* **Brief a**: Set down the rows from the one containing "x-tick-label: Jun-24 (613, 337, 627, 374)" through the one containing "x-tick-label: Sep-20 (180, 337, 194, 376)", reproducing each line without change and including both end rows.
--- BEGIN Excerpt ---
63. WILSON, T.B., _Narrative of a Voyage round the World._ London, 1835, 8^o.
64. _Zeitschrift fur vergleichende Rechtswissenschaft._ Stuttgart, 1878 etc., 8^o.
INDEX TO ABBREVIATIONS.
_Allg. Miss. Zts._, 1 _Am. Anth._, 2 _Am. Phil. Soc._, 44 _Ann. Soc._, 3 _Aust. Ass. Adv. Sci._, 45 _Col. Mag._, 8 _C.T._, 54 _Ethn. Notes_, 35 _Fort. Rev._, 14 _J.A.I._, 23 _J.R.G.S._, 24 _J.R.S.N.S.W._, 25 _J.R.S. Vict._, 48 _Nat. Tr._, 54 _Nor. Tr._, 55 _N.Q. Ethn. Bull._, 6 _N.T._, 21 _Proc. Am. Phil. Soc._, 44 _Proc. R.G.S. Qn._, 46 _Proc. R.S. Vict._, 48 _R.G.S. Qn._, 47 _Sci. Man_, 52 _T.R.S.S.A._, 58 _West. Aust._, 60 _Zts. vgl. Rechtsw._, 64
CHAPTER I.
INTRODUCTORY.
Social organisation. Associations in the lower stages of culture. Consanguinity and Kinship. The Tribe. Kinship groups; totem kins; phratries.
The passage from what is commonly termed savagery through barbarism to civilisation is marked by a change in the character of the associations which are almost everywhere a feature of human society. In the lower stages of culture, save among peoples whose organisation has perished under the pressure of foreign invasion or other external influences, man is found grouped into totem kins, intermarrying classes and similar organised bodies, and one of their most important characteristics is that membership of them depends on birth, not on the choice of the individual. In modern society, on the other hand, associations of this sort have entirely disappeared and man is grouped in voluntary societies, membership of which depends on his own choice.
--- END Excerpt ---
--- BEGIN Record extracts ---
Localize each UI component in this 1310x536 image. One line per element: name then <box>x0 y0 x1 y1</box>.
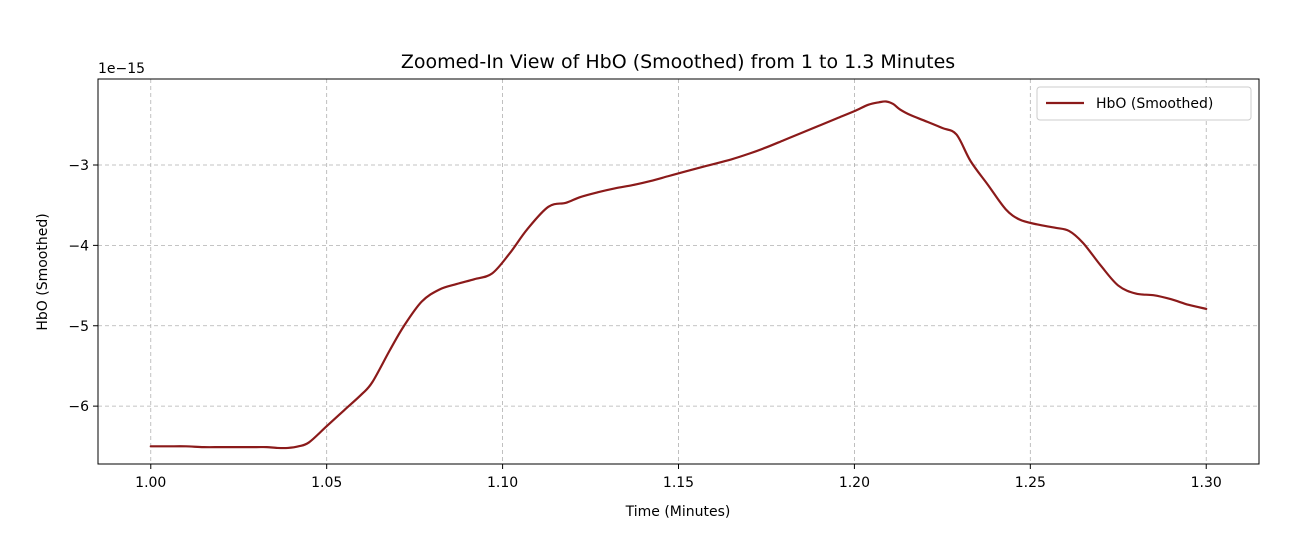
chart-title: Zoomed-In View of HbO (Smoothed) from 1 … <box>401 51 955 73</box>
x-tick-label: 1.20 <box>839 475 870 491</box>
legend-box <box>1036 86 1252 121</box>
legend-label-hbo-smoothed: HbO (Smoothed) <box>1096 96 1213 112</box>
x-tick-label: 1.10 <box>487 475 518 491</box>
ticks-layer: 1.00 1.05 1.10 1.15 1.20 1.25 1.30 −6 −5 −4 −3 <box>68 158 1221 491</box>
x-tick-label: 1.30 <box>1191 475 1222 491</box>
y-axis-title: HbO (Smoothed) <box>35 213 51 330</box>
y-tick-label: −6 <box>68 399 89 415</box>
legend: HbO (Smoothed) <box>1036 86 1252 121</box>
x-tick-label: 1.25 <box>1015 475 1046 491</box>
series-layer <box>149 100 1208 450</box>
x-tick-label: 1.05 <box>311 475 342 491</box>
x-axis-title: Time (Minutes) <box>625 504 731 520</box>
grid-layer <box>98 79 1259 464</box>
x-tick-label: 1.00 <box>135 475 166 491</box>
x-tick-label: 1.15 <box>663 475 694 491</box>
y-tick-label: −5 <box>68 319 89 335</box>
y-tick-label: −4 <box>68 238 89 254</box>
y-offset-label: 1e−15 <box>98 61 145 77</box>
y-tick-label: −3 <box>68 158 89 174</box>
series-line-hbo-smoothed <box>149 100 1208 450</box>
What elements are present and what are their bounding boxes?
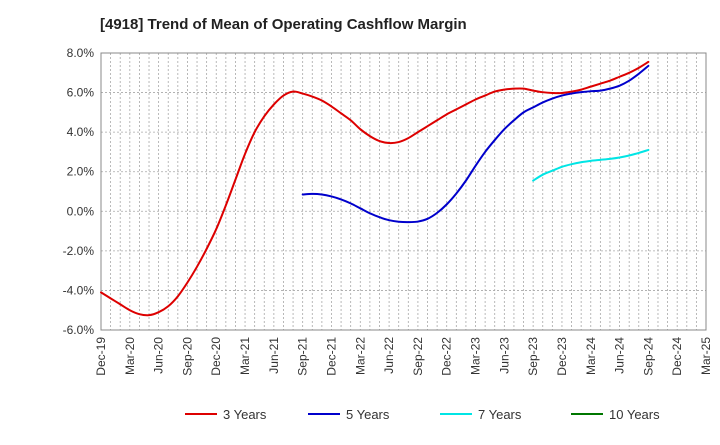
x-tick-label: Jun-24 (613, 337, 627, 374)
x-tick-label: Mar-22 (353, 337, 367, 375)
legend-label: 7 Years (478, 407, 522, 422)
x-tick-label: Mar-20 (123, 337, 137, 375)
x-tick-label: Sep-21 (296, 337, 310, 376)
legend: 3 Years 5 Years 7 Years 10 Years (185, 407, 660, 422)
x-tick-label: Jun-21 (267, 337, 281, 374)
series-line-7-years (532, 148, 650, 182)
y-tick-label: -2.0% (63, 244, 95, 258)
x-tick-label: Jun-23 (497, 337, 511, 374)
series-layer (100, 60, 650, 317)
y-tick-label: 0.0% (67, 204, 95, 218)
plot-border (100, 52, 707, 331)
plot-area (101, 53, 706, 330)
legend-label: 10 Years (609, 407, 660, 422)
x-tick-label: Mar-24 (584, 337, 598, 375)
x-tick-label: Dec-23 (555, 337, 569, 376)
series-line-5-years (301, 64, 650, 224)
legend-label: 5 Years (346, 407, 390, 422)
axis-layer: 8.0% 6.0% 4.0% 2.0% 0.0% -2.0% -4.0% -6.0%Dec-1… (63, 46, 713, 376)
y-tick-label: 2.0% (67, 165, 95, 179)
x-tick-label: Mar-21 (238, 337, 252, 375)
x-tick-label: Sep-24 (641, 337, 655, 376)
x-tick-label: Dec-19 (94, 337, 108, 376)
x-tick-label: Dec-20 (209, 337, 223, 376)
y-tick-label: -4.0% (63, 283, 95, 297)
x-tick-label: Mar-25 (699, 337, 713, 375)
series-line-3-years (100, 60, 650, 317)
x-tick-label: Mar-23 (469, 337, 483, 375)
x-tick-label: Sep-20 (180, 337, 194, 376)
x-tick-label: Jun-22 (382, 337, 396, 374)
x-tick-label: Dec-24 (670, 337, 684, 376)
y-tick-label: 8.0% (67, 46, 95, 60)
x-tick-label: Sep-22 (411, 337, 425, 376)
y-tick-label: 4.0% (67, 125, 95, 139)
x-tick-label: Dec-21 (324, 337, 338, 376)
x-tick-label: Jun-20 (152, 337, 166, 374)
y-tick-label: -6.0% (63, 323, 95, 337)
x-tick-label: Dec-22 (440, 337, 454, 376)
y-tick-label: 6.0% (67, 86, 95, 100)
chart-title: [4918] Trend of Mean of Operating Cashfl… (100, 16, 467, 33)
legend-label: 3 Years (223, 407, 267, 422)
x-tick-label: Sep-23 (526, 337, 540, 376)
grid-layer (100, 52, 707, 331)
--- END Record extracts ---
* **Brief b**: Extract the entire excerpt on social organization and reproduce it word for word.

* **Written answer a**:
x-tick-label: Jun-24 (613, 337, 627, 374)
x-tick-label: Mar-22 (353, 337, 367, 375)
legend-label: 7 Years (478, 407, 522, 422)
x-tick-label: Mar-20 (123, 337, 137, 375)
x-tick-label: Sep-21 (296, 337, 310, 376)
legend: 3 Years 5 Years 7 Years 10 Years (185, 407, 660, 422)
x-tick-label: Jun-21 (267, 337, 281, 374)
series-line-7-years (532, 148, 650, 182)
y-tick-label: -2.0% (63, 244, 95, 258)
x-tick-label: Jun-23 (497, 337, 511, 374)
series-layer (100, 60, 650, 317)
y-tick-label: 0.0% (67, 204, 95, 218)
plot-border (100, 52, 707, 331)
plot-area (101, 53, 706, 330)
legend-label: 10 Years (609, 407, 660, 422)
x-tick-label: Mar-24 (584, 337, 598, 375)
x-tick-label: Dec-23 (555, 337, 569, 376)
series-line-5-years (301, 64, 650, 224)
legend-label: 5 Years (346, 407, 390, 422)
axis-layer: 8.0% 6.0% 4.0% 2.0% 0.0% -2.0% -4.0% -6.0%Dec-1… (63, 46, 713, 376)
y-tick-label: 2.0% (67, 165, 95, 179)
x-tick-label: Mar-21 (238, 337, 252, 375)
x-tick-label: Sep-24 (641, 337, 655, 376)
x-tick-label: Dec-19 (94, 337, 108, 376)
x-tick-label: Dec-20 (209, 337, 223, 376)
y-tick-label: -4.0% (63, 283, 95, 297)
x-tick-label: Mar-25 (699, 337, 713, 375)
series-line-3-years (100, 60, 650, 317)
x-tick-label: Mar-23 (469, 337, 483, 375)
x-tick-label: Sep-20 (180, 337, 194, 376)

* **Written answer b**:
63. WILSON, T.B., _Narrative of a Voyage round the World._ London, 1835, 8^o.
64. _Zeitschrift fur vergleichende Rechtswissenschaft._ Stuttgart, 1878 etc., 8^o.
INDEX TO ABBREVIATIONS.
_Allg. Miss. Zts._, 1 _Am. Anth._, 2 _Am. Phil. Soc._, 44 _Ann. Soc._, 3 _Aust. Ass. Adv. Sci._, 45 _Col. Mag._, 8 _C.T._, 54 _Ethn. Notes_, 35 _Fort. Rev._, 14 _J.A.I._, 23 _J.R.G.S._, 24 _J.R.S.N.S.W._, 25 _J.R.S. Vict._, 48 _Nat. Tr._, 54 _Nor. Tr._, 55 _N.Q. Ethn. Bull._, 6 _N.T._, 21 _Proc. Am. Phil. Soc._, 44 _Proc. R.G.S. Qn._, 46 _Proc. R.S. Vict._, 48 _R.G.S. Qn._, 47 _Sci. Man_, 52 _T.R.S.S.A._, 58 _West. Aust._, 60 _Zts. vgl. Rechtsw._, 64
CHAPTER I.
INTRODUCTORY.
Social organisation. Associations in the lower stages of culture. Consanguinity and Kinship. The Tribe. Kinship groups; totem kins; phratries.
The passage from what is commonly termed savagery through barbarism to civilisation is marked by a change in the character of the associations which are almost everywhere a feature of human society. In the lower stages of culture, save among peoples whose organisation has perished under the pressure of foreign invasion or other external influences, man is found grouped into totem kins, intermarrying classes and similar organised bodies, and one of their most important characteristics is that membership of them depends on birth, not on the choice of the individual. In modern society, on the other hand, associations of this sort have entirely disappeared and man is grouped in voluntary societies, membership of which depends on his own choice.